---------- Data rows ----------

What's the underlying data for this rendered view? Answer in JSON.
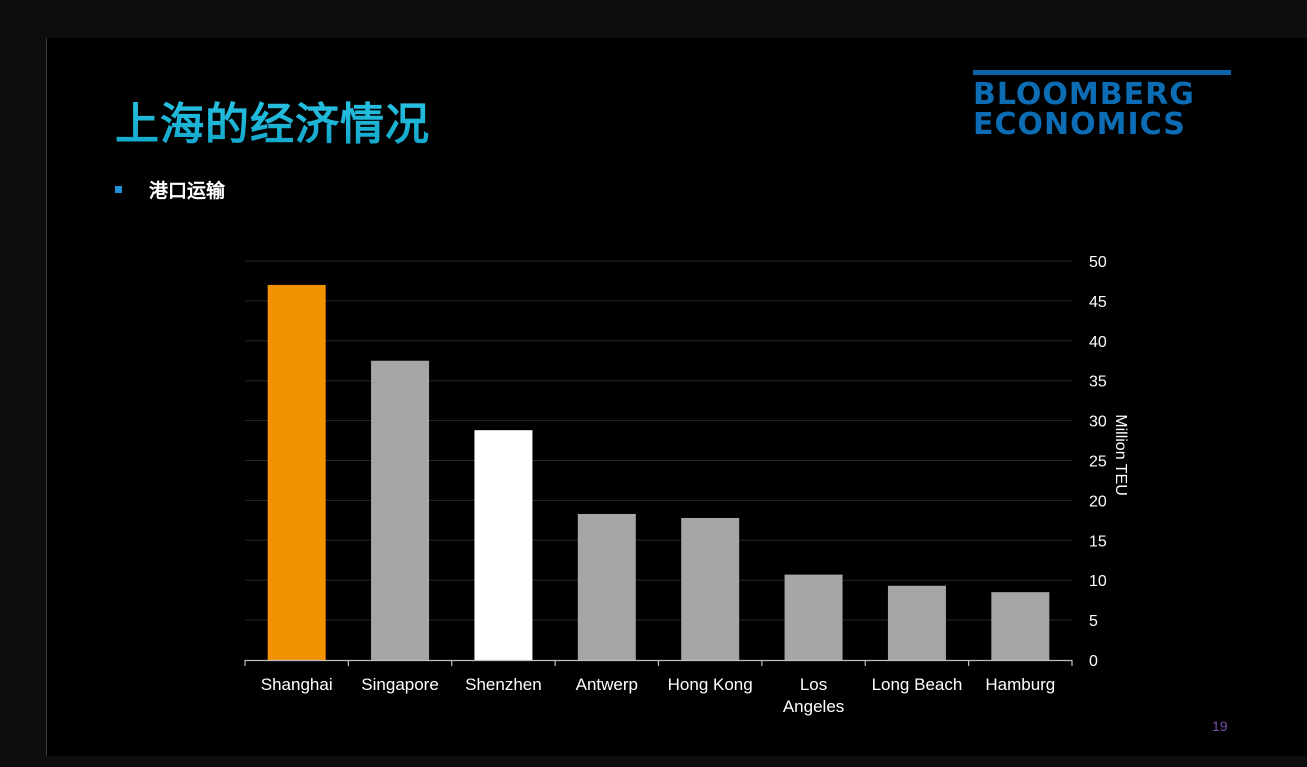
{
  "slide": {
    "title": "上海的经济情况",
    "bullet": "港口运输",
    "page_number": "19",
    "logo": {
      "line1": "BLOOMBERG",
      "line2": "ECONOMICS"
    }
  },
  "chart_data": {
    "type": "bar",
    "categories": [
      [
        "Shanghai"
      ],
      [
        "Singapore"
      ],
      [
        "Shenzhen"
      ],
      [
        "Antwerp"
      ],
      [
        "Hong Kong"
      ],
      [
        "Los",
        "Angeles"
      ],
      [
        "Long Beach"
      ],
      [
        "Hamburg"
      ]
    ],
    "values": [
      47.0,
      37.5,
      28.8,
      18.3,
      17.8,
      10.7,
      9.3,
      8.5
    ],
    "colors": [
      "#f39200",
      "#a6a6a6",
      "#ffffff",
      "#a6a6a6",
      "#a6a6a6",
      "#a6a6a6",
      "#a6a6a6",
      "#a6a6a6"
    ],
    "ylabel": "Million TEU",
    "ylim": [
      0,
      50
    ],
    "yticks": [
      0,
      5,
      10,
      15,
      20,
      25,
      30,
      35,
      40,
      45,
      50
    ],
    "y_axis_side": "right",
    "grid": true,
    "gridline_color": "#262626",
    "axis_color": "#bfbfbf"
  }
}
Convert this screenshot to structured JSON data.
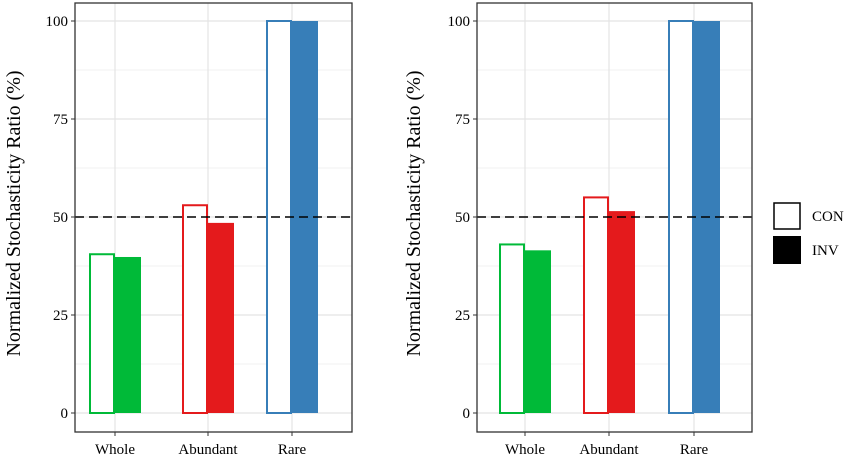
{
  "legend": {
    "entries": [
      {
        "label": "CON",
        "style": "open"
      },
      {
        "label": "INV",
        "style": "filled"
      }
    ],
    "position": "right"
  },
  "reference_line": {
    "y": 50,
    "style": "dashed",
    "color": "#000000"
  },
  "chart_data": [
    {
      "type": "bar",
      "categories": [
        "Whole",
        "Abundant",
        "Rare"
      ],
      "category_colors": [
        "#00BA38",
        "#E41A1C",
        "#377EB8"
      ],
      "series": [
        {
          "name": "CON",
          "style": "open",
          "values": [
            40.5,
            53,
            100
          ]
        },
        {
          "name": "INV",
          "style": "filled",
          "values": [
            39.8,
            48.5,
            100
          ]
        }
      ],
      "ylabel": "Normalized Stochasticity Ratio (%)",
      "xlabel": "",
      "ylim": [
        0,
        100
      ],
      "yticks": [
        0,
        25,
        50,
        75,
        100
      ],
      "grid": true
    },
    {
      "type": "bar",
      "categories": [
        "Whole",
        "Abundant",
        "Rare"
      ],
      "category_colors": [
        "#00BA38",
        "#E41A1C",
        "#377EB8"
      ],
      "series": [
        {
          "name": "CON",
          "style": "open",
          "values": [
            43,
            55,
            100
          ]
        },
        {
          "name": "INV",
          "style": "filled",
          "values": [
            41.5,
            51.5,
            100
          ]
        }
      ],
      "ylabel": "Normalized Stochasticity Ratio (%)",
      "xlabel": "",
      "ylim": [
        0,
        100
      ],
      "yticks": [
        0,
        25,
        50,
        75,
        100
      ],
      "grid": true
    }
  ]
}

----------

= Aim =
Keep the pictures out and write out the records exactly.

= Result for this task =
What's the underlying data for this rendered view? Answer in JSON.
{
  "slide": {
    "title": "上海的经济情况",
    "bullet": "港口运输",
    "page_number": "19",
    "logo": {
      "line1": "BLOOMBERG",
      "line2": "ECONOMICS"
    }
  },
  "chart_data": {
    "type": "bar",
    "categories": [
      [
        "Shanghai"
      ],
      [
        "Singapore"
      ],
      [
        "Shenzhen"
      ],
      [
        "Antwerp"
      ],
      [
        "Hong Kong"
      ],
      [
        "Los",
        "Angeles"
      ],
      [
        "Long Beach"
      ],
      [
        "Hamburg"
      ]
    ],
    "values": [
      47.0,
      37.5,
      28.8,
      18.3,
      17.8,
      10.7,
      9.3,
      8.5
    ],
    "colors": [
      "#f39200",
      "#a6a6a6",
      "#ffffff",
      "#a6a6a6",
      "#a6a6a6",
      "#a6a6a6",
      "#a6a6a6",
      "#a6a6a6"
    ],
    "ylabel": "Million TEU",
    "ylim": [
      0,
      50
    ],
    "yticks": [
      0,
      5,
      10,
      15,
      20,
      25,
      30,
      35,
      40,
      45,
      50
    ],
    "y_axis_side": "right",
    "grid": true,
    "gridline_color": "#262626",
    "axis_color": "#bfbfbf"
  }
}
Convert this screenshot to structured JSON data.
{
  "legend": {
    "entries": [
      {
        "label": "CON",
        "style": "open"
      },
      {
        "label": "INV",
        "style": "filled"
      }
    ],
    "position": "right"
  },
  "reference_line": {
    "y": 50,
    "style": "dashed",
    "color": "#000000"
  },
  "chart_data": [
    {
      "type": "bar",
      "categories": [
        "Whole",
        "Abundant",
        "Rare"
      ],
      "category_colors": [
        "#00BA38",
        "#E41A1C",
        "#377EB8"
      ],
      "series": [
        {
          "name": "CON",
          "style": "open",
          "values": [
            40.5,
            53,
            100
          ]
        },
        {
          "name": "INV",
          "style": "filled",
          "values": [
            39.8,
            48.5,
            100
          ]
        }
      ],
      "ylabel": "Normalized Stochasticity Ratio (%)",
      "xlabel": "",
      "ylim": [
        0,
        100
      ],
      "yticks": [
        0,
        25,
        50,
        75,
        100
      ],
      "grid": true
    },
    {
      "type": "bar",
      "categories": [
        "Whole",
        "Abundant",
        "Rare"
      ],
      "category_colors": [
        "#00BA38",
        "#E41A1C",
        "#377EB8"
      ],
      "series": [
        {
          "name": "CON",
          "style": "open",
          "values": [
            43,
            55,
            100
          ]
        },
        {
          "name": "INV",
          "style": "filled",
          "values": [
            41.5,
            51.5,
            100
          ]
        }
      ],
      "ylabel": "Normalized Stochasticity Ratio (%)",
      "xlabel": "",
      "ylim": [
        0,
        100
      ],
      "yticks": [
        0,
        25,
        50,
        75,
        100
      ],
      "grid": true
    }
  ]
}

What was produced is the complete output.